*Exercise goal*: Find every line in the records below that contains the word "también", and copy each such line.

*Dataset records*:
◆ ◆ ◆ ◆

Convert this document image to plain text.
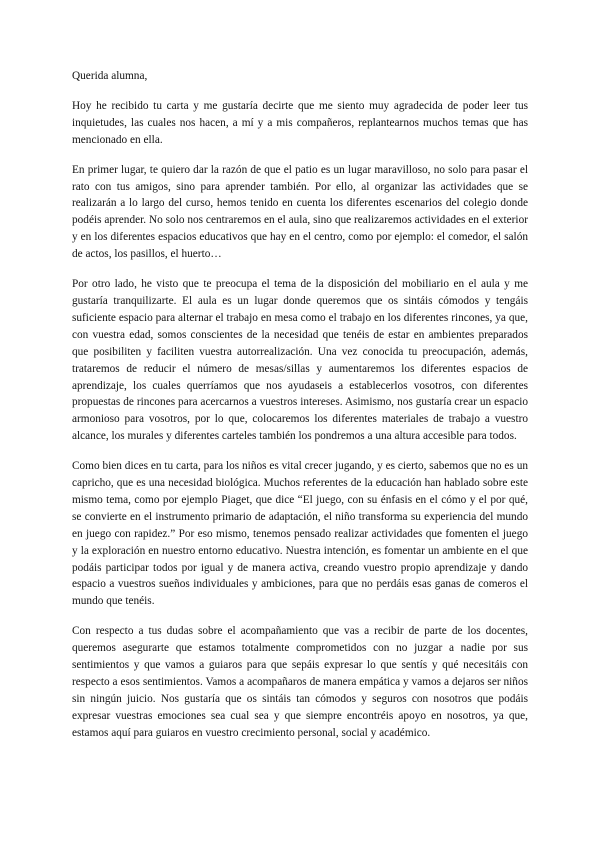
Querida alumna,

Hoy he recibido tu carta y me gustaría decirte que me siento muy agradecida de poder leer tus inquietudes, las cuales nos hacen, a mí y a mis compañeros, replantearnos muchos temas que has mencionado en ella.

En primer lugar, te quiero dar la razón de que el patio es un lugar maravilloso, no solo para pasar el rato con tus amigos, sino para aprender también. Por ello, al organizar las actividades que se realizarán a lo largo del curso, hemos tenido en cuenta los diferentes escenarios del colegio donde podéis aprender. No solo nos centraremos en el aula, sino que realizaremos actividades en el exterior y en los diferentes espacios educativos que hay en el centro, como por ejemplo: el comedor, el salón de actos, los pasillos, el huerto…

Por otro lado, he visto que te preocupa el tema de la disposición del mobiliario en el aula y me gustaría tranquilizarte. El aula es un lugar donde queremos que os sintáis cómodos y tengáis suficiente espacio para alternar el trabajo en mesa como el trabajo en los diferentes rincones, ya que, con vuestra edad, somos conscientes de la necesidad que tenéis de estar en ambientes preparados que posibiliten y faciliten vuestra autorrealización. Una vez conocida tu preocupación, además, trataremos de reducir el número de mesas/sillas y aumentaremos los diferentes espacios de aprendizaje, los cuales querríamos que nos ayudaseis a establecerlos vosotros, con diferentes propuestas de rincones para acercarnos a vuestros intereses. Asimismo, nos gustaría crear un espacio armonioso para vosotros, por lo que, colocaremos los diferentes materiales de trabajo a vuestro alcance, los murales y diferentes carteles también los pondremos a una altura accesible para todos.

Como bien dices en tu carta, para los niños es vital crecer jugando, y es cierto, sabemos que no es un capricho, que es una necesidad biológica. Muchos referentes de la educación han hablado sobre este mismo tema, como por ejemplo Piaget, que dice “El juego, con su énfasis en el cómo y el por qué, se convierte en el instrumento primario de adaptación, el niño transforma su experiencia del mundo en juego con rapidez.” Por eso mismo, tenemos pensado realizar actividades que fomenten el juego y la exploración en nuestro entorno educativo. Nuestra intención, es fomentar un ambiente en el que podáis participar todos por igual y de manera activa, creando vuestro propio aprendizaje y dando espacio a vuestros sueños individuales y ambiciones, para que no perdáis esas ganas de comeros el mundo que tenéis.

Con respecto a tus dudas sobre el acompañamiento que vas a recibir de parte de los docentes, queremos asegurarte que estamos totalmente comprometidos con no juzgar a nadie por sus sentimientos y que vamos a guiaros para que sepáis expresar lo que sentís y qué necesitáis con respecto a esos sentimientos. Vamos a acompañaros de manera empática y vamos a dejaros ser niños sin ningún juicio. Nos gustaría que os sintáis tan cómodos y seguros con nosotros que podáis expresar vuestras emociones sea cual sea y que siempre encontréis apoyo en nosotros, ya que, estamos aquí para guiaros en vuestro crecimiento personal, social y académico.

◆ ◆ ◆ ◆

*Result*:
En primer lugar, te quiero dar la razón de que el patio es un lugar maravilloso, no solo para pasar el rato con tus amigos, sino para aprender también. Por ello, al organizar las actividades que se realizarán a lo largo del curso, hemos tenido en cuenta los diferentes escenarios del colegio donde podéis aprender. No solo nos centraremos en el aula, sino que realizaremos actividades en el exterior y en los diferentes espacios educativos que hay en el centro, como por ejemplo: el comedor, el salón de actos, los pasillos, el huerto…
Por otro lado, he visto que te preocupa el tema de la disposición del mobiliario en el aula y me gustaría tranquilizarte. El aula es un lugar donde queremos que os sintáis cómodos y tengáis suficiente espacio para alternar el trabajo en mesa como el trabajo en los diferentes rincones, ya que, con vuestra edad, somos conscientes de la necesidad que tenéis de estar en ambientes preparados que posibiliten y faciliten vuestra autorrealización. Una vez conocida tu preocupación, además, trataremos de reducir el número de mesas/sillas y aumentaremos los diferentes espacios de aprendizaje, los cuales querríamos que nos ayudaseis a establecerlos vosotros, con diferentes propuestas de rincones para acercarnos a vuestros intereses. Asimismo, nos gustaría crear un espacio armonioso para vosotros, por lo que, colocaremos los diferentes materiales de trabajo a vuestro alcance, los murales y diferentes carteles también los pondremos a una altura accesible para todos.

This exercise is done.